======== ENTRIES PROVIDED ========

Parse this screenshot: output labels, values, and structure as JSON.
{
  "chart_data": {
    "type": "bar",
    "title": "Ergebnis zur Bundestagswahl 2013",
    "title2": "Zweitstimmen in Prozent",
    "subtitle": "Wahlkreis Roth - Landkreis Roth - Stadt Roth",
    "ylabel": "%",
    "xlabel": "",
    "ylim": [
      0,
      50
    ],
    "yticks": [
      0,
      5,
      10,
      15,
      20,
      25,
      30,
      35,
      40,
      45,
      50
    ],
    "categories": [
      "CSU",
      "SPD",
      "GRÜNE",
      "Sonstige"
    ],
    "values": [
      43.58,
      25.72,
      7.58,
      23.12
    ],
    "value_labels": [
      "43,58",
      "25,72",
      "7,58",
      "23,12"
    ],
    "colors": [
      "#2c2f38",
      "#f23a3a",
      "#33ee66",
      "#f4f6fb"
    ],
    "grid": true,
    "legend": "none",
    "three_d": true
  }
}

========

STATED TASK
Write the whole listing out again. Keep every line exactly as it is.

WRITTEN SOLUTION
Parse this screenshot: output labels, values, and structure as JSON.
{
  "chart_data": {
    "type": "bar",
    "title": "Ergebnis zur Bundestagswahl 2013",
    "title2": "Zweitstimmen in Prozent",
    "subtitle": "Wahlkreis Roth - Landkreis Roth - Stadt Roth",
    "ylabel": "%",
    "xlabel": "",
    "ylim": [
      0,
      50
    ],
    "yticks": [
      0,
      5,
      10,
      15,
      20,
      25,
      30,
      35,
      40,
      45,
      50
    ],
    "categories": [
      "CSU",
      "SPD",
      "GRÜNE",
      "Sonstige"
    ],
    "values": [
      43.58,
      25.72,
      7.58,
      23.12
    ],
    "value_labels": [
      "43,58",
      "25,72",
      "7,58",
      "23,12"
    ],
    "colors": [
      "#2c2f38",
      "#f23a3a",
      "#33ee66",
      "#f4f6fb"
    ],
    "grid": true,
    "legend": "none",
    "three_d": true
  }
}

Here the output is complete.